(Stored records)

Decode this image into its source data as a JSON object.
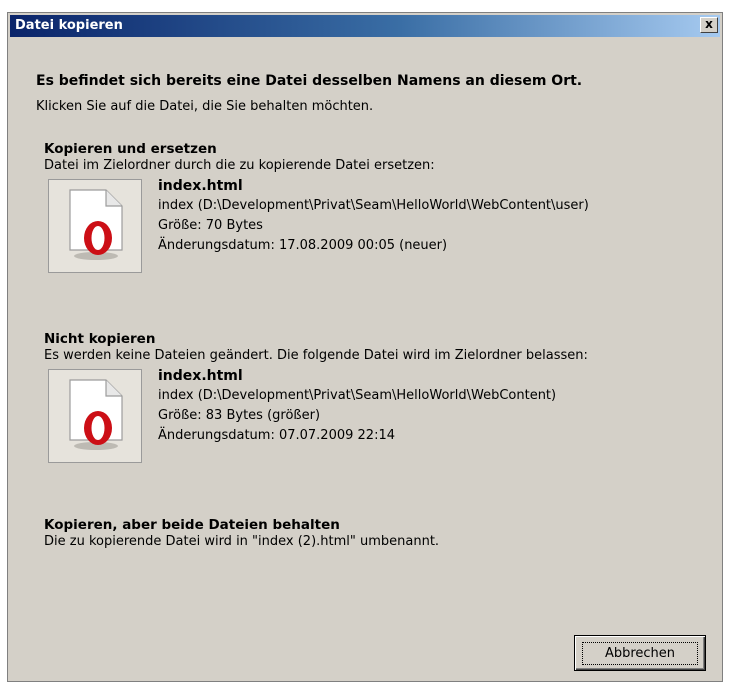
{
  "window": {
    "title": "Datei kopieren",
    "close_label": "x"
  },
  "header": {
    "heading": "Es befindet sich bereits eine Datei desselben Namens an diesem Ort.",
    "instruction": "Klicken Sie auf die Datei, die Sie behalten möchten."
  },
  "options": [
    {
      "title": "Kopieren und ersetzen",
      "description": "Datei im Zielordner durch die zu kopierende Datei ersetzen:",
      "file": {
        "name": "index.html",
        "path": "index (D:\\Development\\Privat\\Seam\\HelloWorld\\WebContent\\user)",
        "size": "Größe: 70 Bytes",
        "modified": "Änderungsdatum: 17.08.2009 00:05 (neuer)",
        "icon": "opera-html-file-icon"
      }
    },
    {
      "title": "Nicht kopieren",
      "description": "Es werden keine Dateien geändert. Die folgende Datei wird im Zielordner belassen:",
      "file": {
        "name": "index.html",
        "path": "index (D:\\Development\\Privat\\Seam\\HelloWorld\\WebContent)",
        "size": "Größe: 83 Bytes (größer)",
        "modified": "Änderungsdatum: 07.07.2009 22:14",
        "icon": "opera-html-file-icon"
      }
    },
    {
      "title": "Kopieren, aber beide Dateien behalten",
      "description": "Die zu kopierende Datei wird in \"index (2).html\" umbenannt."
    }
  ],
  "buttons": {
    "cancel": "Abbrechen"
  },
  "colors": {
    "title_bar_start": "#0a246a",
    "title_bar_end": "#a6caf0",
    "dialog_bg": "#d4d0c8",
    "opera_red": "#cc0f16"
  }
}
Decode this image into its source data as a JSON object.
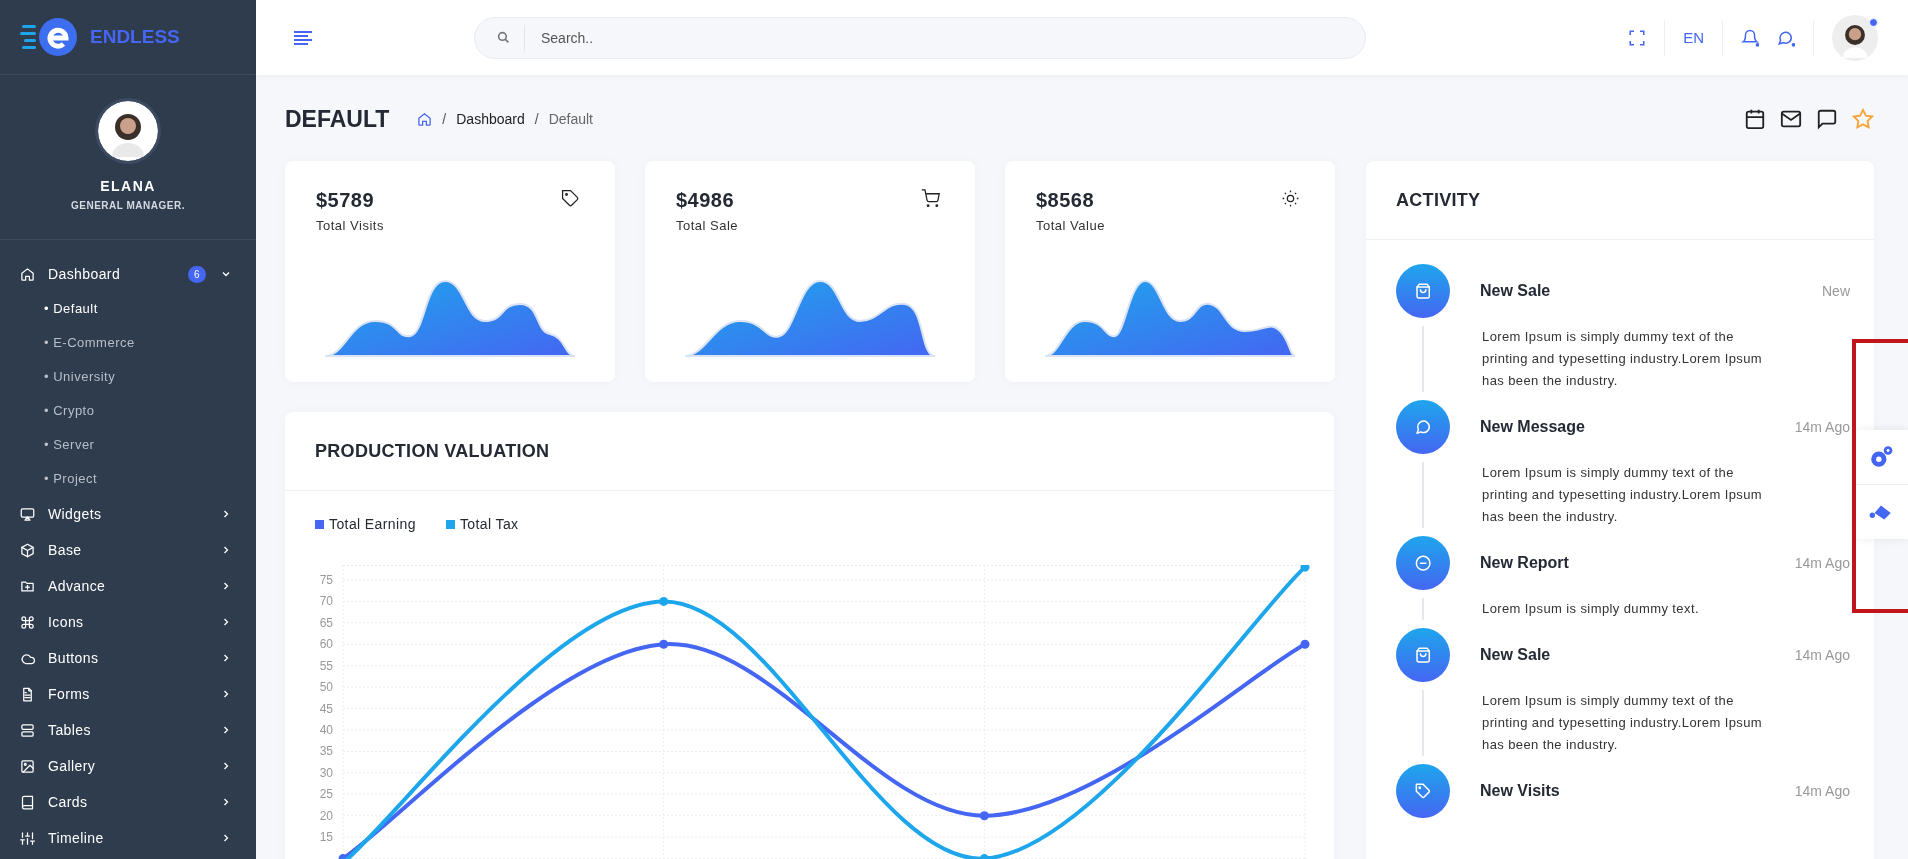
{
  "brand": {
    "name": "ENDLESS"
  },
  "profile": {
    "name": "ELANA",
    "role": "GENERAL MANAGER."
  },
  "sidebar": {
    "items": [
      {
        "label": "Dashboard",
        "badge": "6",
        "expanded": true,
        "children": [
          {
            "label": "• Default",
            "selected": true
          },
          {
            "label": "• E-Commerce",
            "selected": false
          },
          {
            "label": "• University",
            "selected": false
          },
          {
            "label": "• Crypto",
            "selected": false
          },
          {
            "label": "• Server",
            "selected": false
          },
          {
            "label": "• Project",
            "selected": false
          }
        ]
      },
      {
        "label": "Widgets",
        "expanded": false
      },
      {
        "label": "Base",
        "expanded": false
      },
      {
        "label": "Advance",
        "expanded": false
      },
      {
        "label": "Icons",
        "expanded": false
      },
      {
        "label": "Buttons",
        "expanded": false
      },
      {
        "label": "Forms",
        "expanded": false
      },
      {
        "label": "Tables",
        "expanded": false
      },
      {
        "label": "Gallery",
        "expanded": false
      },
      {
        "label": "Cards",
        "expanded": false
      },
      {
        "label": "Timeline",
        "expanded": false
      }
    ]
  },
  "topbar": {
    "search": {
      "placeholder": "Search.."
    },
    "language": "EN"
  },
  "page_header": {
    "title": "DEFAULT",
    "breadcrumb": [
      "Dashboard",
      "Default"
    ],
    "separator": "/"
  },
  "stats": [
    {
      "value": "$5789",
      "label": "Total Visits"
    },
    {
      "value": "$4986",
      "label": "Total Sale"
    },
    {
      "value": "$8568",
      "label": "Total Value"
    }
  ],
  "production": {
    "title": "PRODUCTION VALUATION",
    "chart_data": {
      "type": "line",
      "grid": true,
      "marker": true,
      "series": [
        {
          "name": "Total Earning",
          "color": "#4466f2",
          "values": [
            10,
            60,
            20,
            60
          ]
        },
        {
          "name": "Total Tax",
          "color": "#1ea6ec",
          "values": [
            9,
            70,
            10,
            78
          ]
        }
      ],
      "ylim": [
        8.5,
        78.5
      ],
      "yticks": [
        15,
        20,
        25,
        30,
        35,
        40,
        45,
        50,
        55,
        60,
        65,
        70,
        75
      ]
    }
  },
  "activity": {
    "title": "ACTIVITY",
    "items": [
      {
        "title": "New Sale",
        "time": "New",
        "text": "Lorem Ipsum is simply dummy text of the printing and typesetting industry.Lorem Ipsum has been the industry."
      },
      {
        "title": "New Message",
        "time": "14m Ago",
        "text": "Lorem Ipsum is simply dummy text of the printing and typesetting industry.Lorem Ipsum has been the industry."
      },
      {
        "title": "New Report",
        "time": "14m Ago",
        "text": "Lorem Ipsum is simply dummy text."
      },
      {
        "title": "New Sale",
        "time": "14m Ago",
        "text": "Lorem Ipsum is simply dummy text of the printing and typesetting industry.Lorem Ipsum has been the industry."
      },
      {
        "title": "New Visits",
        "time": "14m Ago"
      }
    ]
  }
}
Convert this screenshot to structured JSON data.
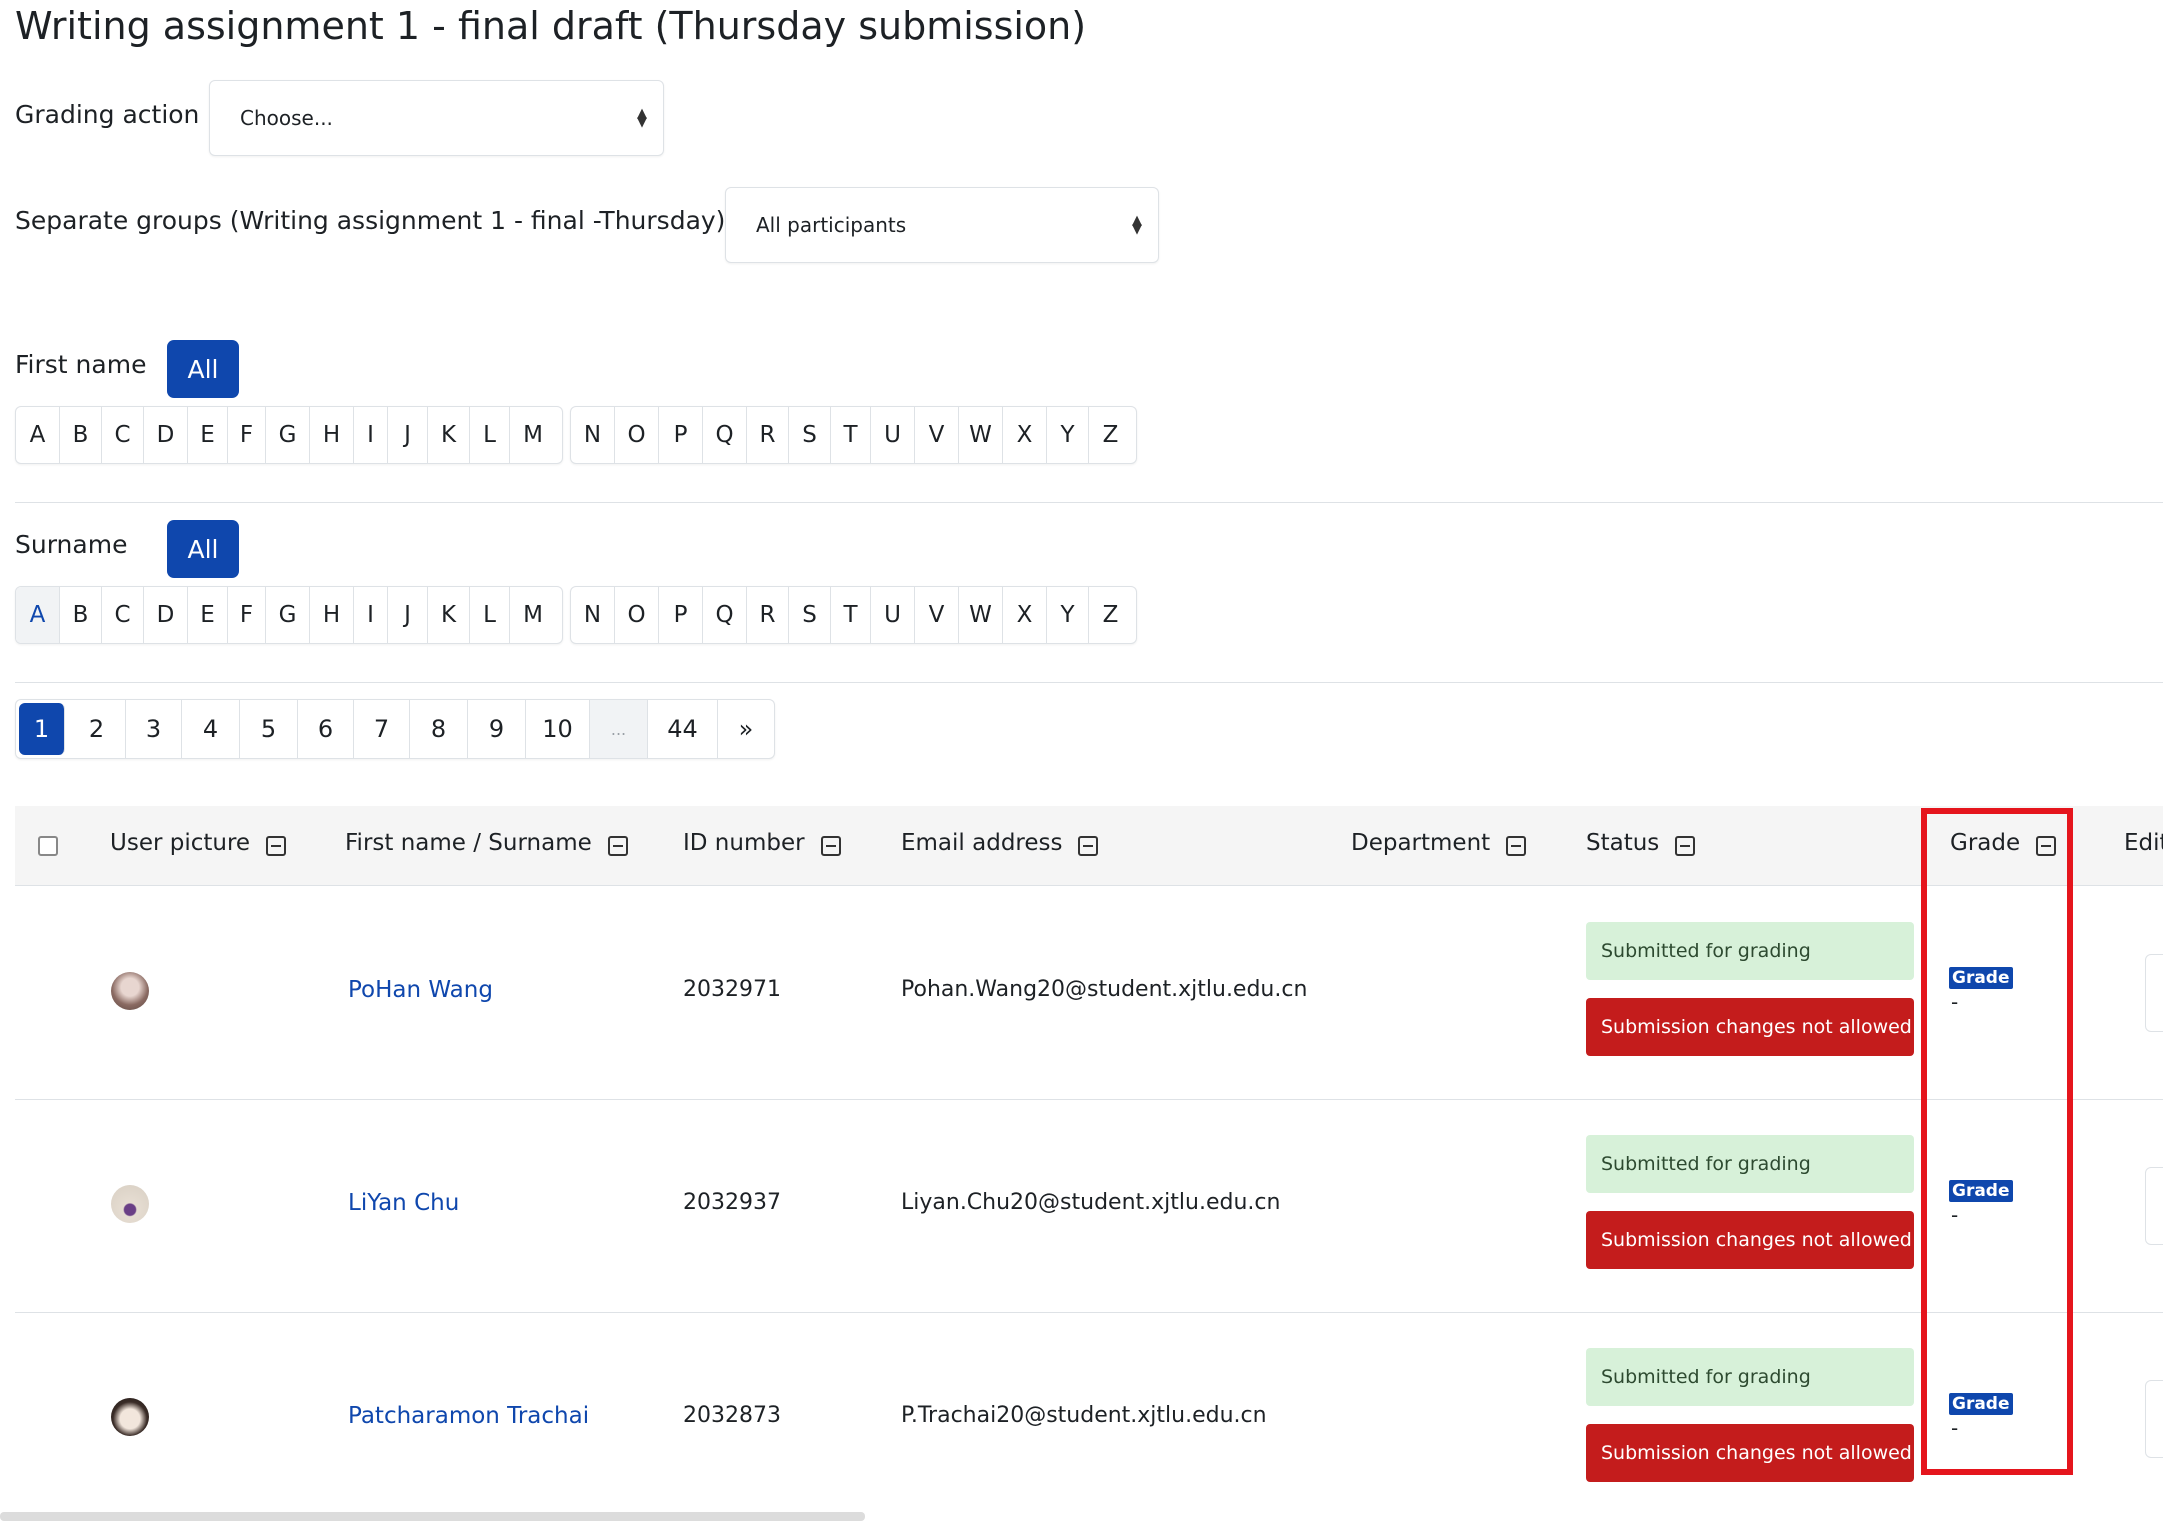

Instructions to follow
Give all the entries again exactly, dropping each picture.

Answer
Decode this image into its source data as a JSON object.
{
  "window": {
    "title": "Datei kopieren",
    "close_label": "x"
  },
  "header": {
    "heading": "Es befindet sich bereits eine Datei desselben Namens an diesem Ort.",
    "instruction": "Klicken Sie auf die Datei, die Sie behalten möchten."
  },
  "options": [
    {
      "title": "Kopieren und ersetzen",
      "description": "Datei im Zielordner durch die zu kopierende Datei ersetzen:",
      "file": {
        "name": "index.html",
        "path": "index (D:\\Development\\Privat\\Seam\\HelloWorld\\WebContent\\user)",
        "size": "Größe: 70 Bytes",
        "modified": "Änderungsdatum: 17.08.2009 00:05 (neuer)",
        "icon": "opera-html-file-icon"
      }
    },
    {
      "title": "Nicht kopieren",
      "description": "Es werden keine Dateien geändert. Die folgende Datei wird im Zielordner belassen:",
      "file": {
        "name": "index.html",
        "path": "index (D:\\Development\\Privat\\Seam\\HelloWorld\\WebContent)",
        "size": "Größe: 83 Bytes (größer)",
        "modified": "Änderungsdatum: 07.07.2009 22:14",
        "icon": "opera-html-file-icon"
      }
    },
    {
      "title": "Kopieren, aber beide Dateien behalten",
      "description": "Die zu kopierende Datei wird in \"index (2).html\" umbenannt."
    }
  ],
  "buttons": {
    "cancel": "Abbrechen"
  },
  "colors": {
    "title_bar_start": "#0a246a",
    "title_bar_end": "#a6caf0",
    "dialog_bg": "#d4d0c8",
    "opera_red": "#cc0f16"
  }
}
Decode this image into its source data as a JSON object.
{
  "brand": {
    "name": "ENDLESS"
  },
  "profile": {
    "name": "ELANA",
    "role": "GENERAL MANAGER."
  },
  "sidebar": {
    "items": [
      {
        "label": "Dashboard",
        "badge": "6",
        "expanded": true,
        "children": [
          {
            "label": "• Default",
            "selected": true
          },
          {
            "label": "• E-Commerce",
            "selected": false
          },
          {
            "label": "• University",
            "selected": false
          },
          {
            "label": "• Crypto",
            "selected": false
          },
          {
            "label": "• Server",
            "selected": false
          },
          {
            "label": "• Project",
            "selected": false
          }
        ]
      },
      {
        "label": "Widgets",
        "expanded": false
      },
      {
        "label": "Base",
        "expanded": false
      },
      {
        "label": "Advance",
        "expanded": false
      },
      {
        "label": "Icons",
        "expanded": false
      },
      {
        "label": "Buttons",
        "expanded": false
      },
      {
        "label": "Forms",
        "expanded": false
      },
      {
        "label": "Tables",
        "expanded": false
      },
      {
        "label": "Gallery",
        "expanded": false
      },
      {
        "label": "Cards",
        "expanded": false
      },
      {
        "label": "Timeline",
        "expanded": false
      }
    ]
  },
  "topbar": {
    "search": {
      "placeholder": "Search.."
    },
    "language": "EN"
  },
  "page_header": {
    "title": "DEFAULT",
    "breadcrumb": [
      "Dashboard",
      "Default"
    ],
    "separator": "/"
  },
  "stats": [
    {
      "value": "$5789",
      "label": "Total Visits"
    },
    {
      "value": "$4986",
      "label": "Total Sale"
    },
    {
      "value": "$8568",
      "label": "Total Value"
    }
  ],
  "production": {
    "title": "PRODUCTION VALUATION",
    "chart_data": {
      "type": "line",
      "grid": true,
      "marker": true,
      "series": [
        {
          "name": "Total Earning",
          "color": "#4466f2",
          "values": [
            10,
            60,
            20,
            60
          ]
        },
        {
          "name": "Total Tax",
          "color": "#1ea6ec",
          "values": [
            9,
            70,
            10,
            78
          ]
        }
      ],
      "ylim": [
        8.5,
        78.5
      ],
      "yticks": [
        15,
        20,
        25,
        30,
        35,
        40,
        45,
        50,
        55,
        60,
        65,
        70,
        75
      ]
    }
  },
  "activity": {
    "title": "ACTIVITY",
    "items": [
      {
        "title": "New Sale",
        "time": "New",
        "text": "Lorem Ipsum is simply dummy text of the printing and typesetting industry.Lorem Ipsum has been the industry."
      },
      {
        "title": "New Message",
        "time": "14m Ago",
        "text": "Lorem Ipsum is simply dummy text of the printing and typesetting industry.Lorem Ipsum has been the industry."
      },
      {
        "title": "New Report",
        "time": "14m Ago",
        "text": "Lorem Ipsum is simply dummy text."
      },
      {
        "title": "New Sale",
        "time": "14m Ago",
        "text": "Lorem Ipsum is simply dummy text of the printing and typesetting industry.Lorem Ipsum has been the industry."
      },
      {
        "title": "New Visits",
        "time": "14m Ago"
      }
    ]
  }
}
Convert this screenshot to structured JSON data.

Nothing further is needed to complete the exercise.